» **Set problem**
Copy out every line containing the word "this".

++++ The input

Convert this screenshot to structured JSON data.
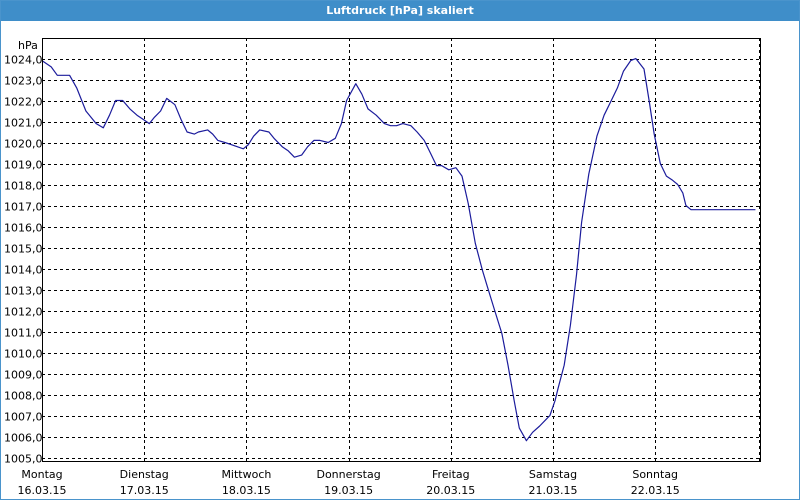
{
  "window": {
    "title": "Luftdruck [hPa] skaliert"
  },
  "chart_data": {
    "type": "line",
    "title": "Luftdruck [hPa] skaliert",
    "ylabel": "hPa",
    "ylim": [
      1005.0,
      1024.0
    ],
    "yticks": [
      1005.0,
      1006.0,
      1007.0,
      1008.0,
      1009.0,
      1010.0,
      1011.0,
      1012.0,
      1013.0,
      1014.0,
      1015.0,
      1016.0,
      1017.0,
      1018.0,
      1019.0,
      1020.0,
      1021.0,
      1022.0,
      1023.0,
      1024.0
    ],
    "ytick_labels": [
      "1005,0",
      "1006,0",
      "1007,0",
      "1008,0",
      "1009,0",
      "1010,0",
      "1011,0",
      "1012,0",
      "1013,0",
      "1014,0",
      "1015,0",
      "1016,0",
      "1017,0",
      "1018,0",
      "1019,0",
      "1020,0",
      "1021,0",
      "1022,0",
      "1023,0",
      "1024,0"
    ],
    "xlim": [
      0,
      7.0
    ],
    "xticks": [
      {
        "pos": 0,
        "day": "Montag",
        "date": "16.03.15"
      },
      {
        "pos": 1,
        "day": "Dienstag",
        "date": "17.03.15"
      },
      {
        "pos": 2,
        "day": "Mittwoch",
        "date": "18.03.15"
      },
      {
        "pos": 3,
        "day": "Donnerstag",
        "date": "19.03.15"
      },
      {
        "pos": 4,
        "day": "Freitag",
        "date": "20.03.15"
      },
      {
        "pos": 5,
        "day": "Samstag",
        "date": "21.03.15"
      },
      {
        "pos": 6,
        "day": "Sonntag",
        "date": "22.03.15"
      }
    ],
    "grid": true,
    "series": [
      {
        "color": "#1c1c9c",
        "x": [
          0.0,
          0.09,
          0.15,
          0.2,
          0.27,
          0.34,
          0.43,
          0.53,
          0.6,
          0.66,
          0.72,
          0.79,
          0.86,
          0.93,
          0.99,
          1.05,
          1.1,
          1.16,
          1.22,
          1.3,
          1.36,
          1.42,
          1.49,
          1.53,
          1.62,
          1.67,
          1.72,
          1.79,
          1.85,
          1.91,
          1.97,
          2.02,
          2.07,
          2.13,
          2.22,
          2.27,
          2.35,
          2.41,
          2.47,
          2.54,
          2.6,
          2.66,
          2.72,
          2.8,
          2.87,
          2.93,
          2.98,
          3.07,
          3.13,
          3.19,
          3.27,
          3.35,
          3.41,
          3.47,
          3.53,
          3.61,
          3.67,
          3.74,
          3.8,
          3.86,
          3.91,
          3.98,
          4.05,
          4.11,
          4.17,
          4.24,
          4.31,
          4.36,
          4.43,
          4.5,
          4.56,
          4.62,
          4.67,
          4.74,
          4.8,
          4.87,
          4.93,
          4.97,
          5.02,
          5.05,
          5.11,
          5.17,
          5.23,
          5.28,
          5.35,
          5.43,
          5.5,
          5.57,
          5.63,
          5.69,
          5.76,
          5.81,
          5.89,
          5.94,
          5.99,
          6.05,
          6.11,
          6.17,
          6.22,
          6.27,
          6.3,
          6.35,
          6.41,
          6.47,
          6.53,
          6.61,
          6.67,
          6.72,
          6.78,
          6.84,
          6.88,
          6.94,
          6.98
        ],
        "values": [
          1023.9,
          1023.6,
          1023.2,
          1023.2,
          1023.2,
          1022.6,
          1021.5,
          1020.9,
          1020.7,
          1021.3,
          1022.0,
          1022.0,
          1021.6,
          1021.3,
          1021.1,
          1020.9,
          1021.2,
          1021.5,
          1022.1,
          1021.8,
          1021.1,
          1020.5,
          1020.4,
          1020.5,
          1020.6,
          1020.4,
          1020.1,
          1020.0,
          1019.9,
          1019.8,
          1019.7,
          1019.9,
          1020.3,
          1020.6,
          1020.5,
          1020.2,
          1019.8,
          1019.6,
          1019.3,
          1019.4,
          1019.8,
          1020.1,
          1020.1,
          1020.0,
          1020.2,
          1020.9,
          1022.0,
          1022.8,
          1022.3,
          1021.6,
          1021.3,
          1020.9,
          1020.8,
          1020.8,
          1020.9,
          1020.8,
          1020.5,
          1020.1,
          1019.5,
          1018.9,
          1018.9,
          1018.7,
          1018.8,
          1018.4,
          1017.1,
          1015.2,
          1013.9,
          1013.1,
          1012.0,
          1010.9,
          1009.4,
          1007.7,
          1006.4,
          1005.8,
          1006.2,
          1006.5,
          1006.8,
          1007.0,
          1007.7,
          1008.3,
          1009.4,
          1011.3,
          1013.7,
          1016.2,
          1018.5,
          1020.3,
          1021.3,
          1022.0,
          1022.6,
          1023.4,
          1023.9,
          1024.0,
          1023.5,
          1022.0,
          1020.4,
          1019.0,
          1018.4,
          1018.2,
          1018.0,
          1017.6,
          1017.0,
          1016.8,
          1016.8,
          1016.8,
          1016.8,
          1016.8,
          1016.8,
          1016.8,
          1016.8,
          1016.8,
          1016.8,
          1016.8,
          1016.8
        ]
      }
    ]
  }
}
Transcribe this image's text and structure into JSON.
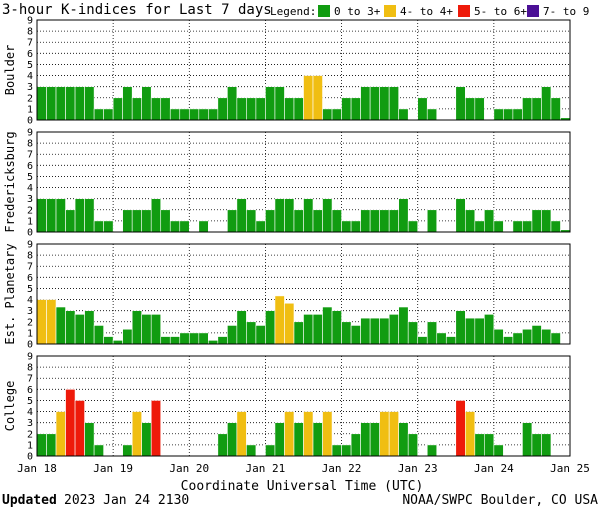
{
  "title": "3-hour K-indices for Last 7 days",
  "legend": {
    "label": "Legend:",
    "items": [
      {
        "label": "0 to 3+",
        "color": "#119c11"
      },
      {
        "label": "4- to 4+",
        "color": "#f0be12"
      },
      {
        "label": "5- to 6+",
        "color": "#ee1a0a"
      },
      {
        "label": "7- to 9",
        "color": "#4b1096"
      }
    ]
  },
  "footer": {
    "updated_label": "Updated",
    "updated_time": "2023 Jan 24 2130",
    "source": "NOAA/SWPC Boulder, CO USA"
  },
  "chart_data": {
    "type": "bar",
    "xlabel": "Coordinate Universal Time (UTC)",
    "x_ticks": [
      "Jan 18",
      "Jan 19",
      "Jan 20",
      "Jan 21",
      "Jan 22",
      "Jan 23",
      "Jan 24",
      "Jan 25"
    ],
    "ylim": [
      0,
      9
    ],
    "y_ticks": [
      "0",
      "1",
      "2",
      "3",
      "4",
      "5",
      "6",
      "7",
      "8",
      "9"
    ],
    "bars_per_panel": 56,
    "interval_hours": 3,
    "color_thresholds": [
      {
        "min": 0,
        "max": 3.67,
        "color": "#119c11"
      },
      {
        "min": 3.67,
        "max": 4.67,
        "color": "#f0be12"
      },
      {
        "min": 4.67,
        "max": 6.67,
        "color": "#ee1a0a"
      },
      {
        "min": 6.67,
        "max": 9,
        "color": "#4b1096"
      }
    ],
    "panels": [
      {
        "name": "Boulder",
        "values": [
          3,
          3,
          3,
          3,
          3,
          3,
          1,
          1,
          2,
          3,
          2,
          3,
          2,
          2,
          1,
          1,
          1,
          1,
          1,
          2,
          3,
          2,
          2,
          2,
          3,
          3,
          2,
          2,
          4,
          4,
          1,
          1,
          2,
          2,
          3,
          3,
          3,
          3,
          1,
          0,
          2,
          1,
          0,
          0,
          3,
          2,
          2,
          0,
          1,
          1,
          1,
          2,
          2,
          3,
          2,
          0.2
        ]
      },
      {
        "name": "Fredericksburg",
        "values": [
          3,
          3,
          3,
          2,
          3,
          3,
          1,
          1,
          0,
          2,
          2,
          2,
          3,
          2,
          1,
          1,
          0,
          1,
          0,
          0,
          2,
          3,
          2,
          1,
          2,
          3,
          3,
          2,
          3,
          2,
          3,
          2,
          1,
          1,
          2,
          2,
          2,
          2,
          3,
          1,
          0,
          2,
          0,
          0,
          3,
          2,
          1,
          2,
          1,
          0,
          1,
          1,
          2,
          2,
          1,
          0.2
        ]
      },
      {
        "name": "Est. Planetary",
        "values": [
          4,
          4,
          3.33,
          3,
          2.67,
          3,
          1.67,
          0.67,
          0.33,
          1.33,
          3,
          2.67,
          2.67,
          0.67,
          0.67,
          1,
          1,
          1,
          0.33,
          0.67,
          1.67,
          3,
          2,
          1.67,
          3,
          4.33,
          3.67,
          2,
          2.67,
          2.67,
          3.33,
          3,
          2,
          1.67,
          2.33,
          2.33,
          2.33,
          2.67,
          3.33,
          2,
          0.67,
          2,
          1,
          0.67,
          3,
          2.33,
          2.33,
          2.67,
          1.33,
          0.67,
          1,
          1.33,
          1.67,
          1.33,
          1,
          0
        ]
      },
      {
        "name": "College",
        "values": [
          2,
          2,
          4,
          6,
          5,
          3,
          1,
          0,
          0,
          1,
          4,
          3,
          5,
          0,
          0,
          0,
          0,
          0,
          0,
          2,
          3,
          4,
          1,
          0,
          1,
          3,
          4,
          3,
          4,
          3,
          4,
          1,
          1,
          2,
          3,
          3,
          4,
          4,
          3,
          2,
          0,
          1,
          0,
          0,
          5,
          4,
          2,
          2,
          1,
          0,
          0,
          3,
          2,
          2,
          0,
          0
        ]
      }
    ]
  }
}
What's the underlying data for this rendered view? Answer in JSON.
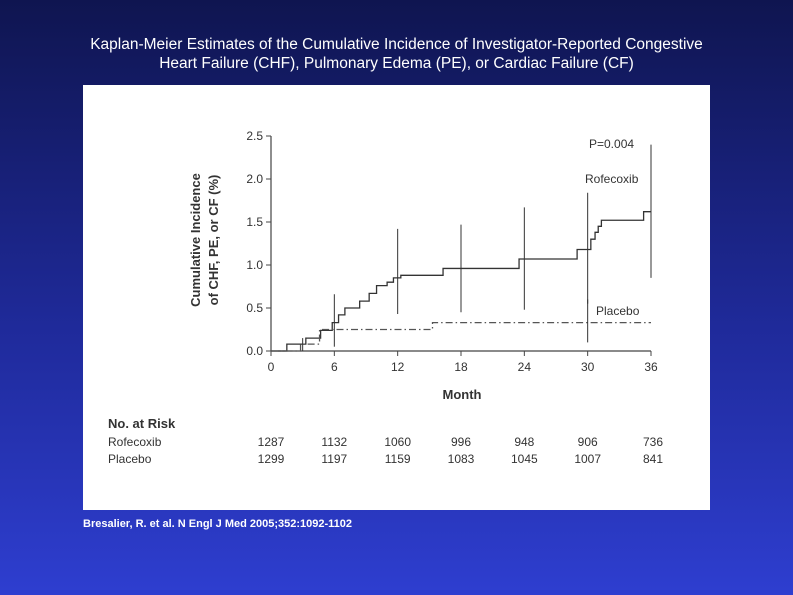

++++++++

» **Answer to the problem**
Convert this screenshot to structured JSON data.
Transcribe this image's text and structure into JSON.
What's the underlying data for this rendered view? Answer in JSON.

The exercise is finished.